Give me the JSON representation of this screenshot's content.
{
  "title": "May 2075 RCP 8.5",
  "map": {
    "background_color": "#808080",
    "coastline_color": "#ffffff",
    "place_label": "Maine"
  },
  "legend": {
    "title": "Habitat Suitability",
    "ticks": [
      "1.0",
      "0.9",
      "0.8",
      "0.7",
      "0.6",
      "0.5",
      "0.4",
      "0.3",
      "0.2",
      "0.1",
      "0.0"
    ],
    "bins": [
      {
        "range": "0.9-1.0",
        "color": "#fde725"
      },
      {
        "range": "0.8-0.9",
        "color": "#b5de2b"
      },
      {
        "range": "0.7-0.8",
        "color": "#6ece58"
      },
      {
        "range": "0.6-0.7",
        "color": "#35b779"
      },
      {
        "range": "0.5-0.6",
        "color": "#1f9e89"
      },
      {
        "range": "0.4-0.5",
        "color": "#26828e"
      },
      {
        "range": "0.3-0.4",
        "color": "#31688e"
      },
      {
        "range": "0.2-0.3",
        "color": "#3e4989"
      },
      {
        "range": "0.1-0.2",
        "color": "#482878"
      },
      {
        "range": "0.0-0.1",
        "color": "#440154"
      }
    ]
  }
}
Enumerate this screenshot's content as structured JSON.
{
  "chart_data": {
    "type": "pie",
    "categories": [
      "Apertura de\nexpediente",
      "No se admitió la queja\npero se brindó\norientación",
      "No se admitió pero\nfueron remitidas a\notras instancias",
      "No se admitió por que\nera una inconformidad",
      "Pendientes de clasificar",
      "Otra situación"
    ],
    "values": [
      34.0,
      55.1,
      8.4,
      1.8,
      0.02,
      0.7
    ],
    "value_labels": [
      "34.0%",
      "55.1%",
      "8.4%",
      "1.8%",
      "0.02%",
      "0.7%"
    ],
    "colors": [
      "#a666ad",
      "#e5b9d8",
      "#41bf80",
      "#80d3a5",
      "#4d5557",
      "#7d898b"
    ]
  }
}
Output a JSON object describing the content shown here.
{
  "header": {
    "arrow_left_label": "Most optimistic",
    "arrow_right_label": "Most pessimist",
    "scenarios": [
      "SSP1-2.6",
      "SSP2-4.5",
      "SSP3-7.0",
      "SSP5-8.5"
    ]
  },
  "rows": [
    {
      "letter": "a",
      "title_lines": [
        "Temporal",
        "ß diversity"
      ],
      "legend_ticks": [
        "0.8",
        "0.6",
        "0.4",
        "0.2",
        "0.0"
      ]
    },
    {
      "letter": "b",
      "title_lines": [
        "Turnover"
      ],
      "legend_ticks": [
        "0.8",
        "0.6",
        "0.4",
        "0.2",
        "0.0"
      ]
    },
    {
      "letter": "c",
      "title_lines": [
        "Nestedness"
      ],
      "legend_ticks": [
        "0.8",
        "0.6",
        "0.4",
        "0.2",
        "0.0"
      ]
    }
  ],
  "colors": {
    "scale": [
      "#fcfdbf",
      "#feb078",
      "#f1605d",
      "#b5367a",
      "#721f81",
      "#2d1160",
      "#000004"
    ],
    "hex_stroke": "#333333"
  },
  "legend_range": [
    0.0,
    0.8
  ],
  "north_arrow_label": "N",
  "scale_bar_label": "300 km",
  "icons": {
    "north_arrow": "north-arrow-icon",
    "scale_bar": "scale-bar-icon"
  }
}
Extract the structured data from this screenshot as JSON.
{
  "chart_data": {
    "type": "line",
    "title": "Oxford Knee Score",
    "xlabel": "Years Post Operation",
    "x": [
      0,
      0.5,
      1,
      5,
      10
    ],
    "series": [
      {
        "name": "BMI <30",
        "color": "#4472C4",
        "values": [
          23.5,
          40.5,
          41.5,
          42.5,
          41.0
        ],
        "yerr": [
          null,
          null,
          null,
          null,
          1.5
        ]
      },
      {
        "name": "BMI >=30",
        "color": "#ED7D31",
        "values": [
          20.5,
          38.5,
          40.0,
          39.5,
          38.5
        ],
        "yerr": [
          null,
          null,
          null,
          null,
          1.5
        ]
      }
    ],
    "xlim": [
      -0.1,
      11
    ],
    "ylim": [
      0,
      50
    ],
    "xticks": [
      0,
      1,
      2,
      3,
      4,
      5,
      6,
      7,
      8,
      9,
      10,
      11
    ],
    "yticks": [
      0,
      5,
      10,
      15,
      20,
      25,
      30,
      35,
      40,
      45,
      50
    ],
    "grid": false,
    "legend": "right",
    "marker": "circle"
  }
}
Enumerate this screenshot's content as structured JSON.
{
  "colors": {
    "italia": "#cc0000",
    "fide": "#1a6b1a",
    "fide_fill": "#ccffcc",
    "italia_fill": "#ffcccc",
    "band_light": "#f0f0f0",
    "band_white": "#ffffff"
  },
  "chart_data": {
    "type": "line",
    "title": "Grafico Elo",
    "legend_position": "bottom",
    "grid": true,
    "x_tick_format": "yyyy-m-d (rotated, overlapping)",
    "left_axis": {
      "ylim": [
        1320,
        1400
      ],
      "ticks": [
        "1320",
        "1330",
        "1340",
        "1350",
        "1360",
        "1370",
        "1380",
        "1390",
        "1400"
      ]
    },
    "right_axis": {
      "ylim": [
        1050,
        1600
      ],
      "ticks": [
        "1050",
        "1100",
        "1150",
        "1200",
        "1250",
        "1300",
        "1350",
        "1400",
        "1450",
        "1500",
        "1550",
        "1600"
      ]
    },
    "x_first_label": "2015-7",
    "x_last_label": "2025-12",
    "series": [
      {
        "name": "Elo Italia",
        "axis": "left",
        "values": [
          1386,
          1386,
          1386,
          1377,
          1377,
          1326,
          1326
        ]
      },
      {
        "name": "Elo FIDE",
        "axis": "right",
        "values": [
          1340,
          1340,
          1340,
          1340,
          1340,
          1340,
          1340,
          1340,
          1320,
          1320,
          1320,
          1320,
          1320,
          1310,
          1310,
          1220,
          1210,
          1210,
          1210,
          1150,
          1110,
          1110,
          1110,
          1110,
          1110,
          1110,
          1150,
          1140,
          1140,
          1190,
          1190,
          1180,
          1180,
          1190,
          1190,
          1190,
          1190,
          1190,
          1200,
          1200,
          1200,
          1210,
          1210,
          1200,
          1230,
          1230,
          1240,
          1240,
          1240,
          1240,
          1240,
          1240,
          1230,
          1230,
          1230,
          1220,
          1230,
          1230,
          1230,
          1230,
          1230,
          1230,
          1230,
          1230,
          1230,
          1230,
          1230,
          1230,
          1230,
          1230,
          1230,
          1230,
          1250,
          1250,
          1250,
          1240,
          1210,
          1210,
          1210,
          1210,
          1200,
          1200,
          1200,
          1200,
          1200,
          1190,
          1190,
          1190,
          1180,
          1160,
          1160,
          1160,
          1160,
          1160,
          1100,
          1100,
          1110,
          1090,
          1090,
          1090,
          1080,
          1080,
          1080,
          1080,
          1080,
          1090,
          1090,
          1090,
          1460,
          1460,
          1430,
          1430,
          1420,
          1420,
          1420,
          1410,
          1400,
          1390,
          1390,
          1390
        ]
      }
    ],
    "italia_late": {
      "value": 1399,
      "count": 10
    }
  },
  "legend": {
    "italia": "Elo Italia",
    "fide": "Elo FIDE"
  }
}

◆ **Requirement**:
Go over the data above and copy every line that has the word "this" in it.

◆ **Response below**:
Give me the JSON representation of this screenshot's content.
Enumerate this screenshot's content as structured JSON.
Extract the structured data from this screenshot as JSON.
Enumerate this screenshot's content as structured JSON.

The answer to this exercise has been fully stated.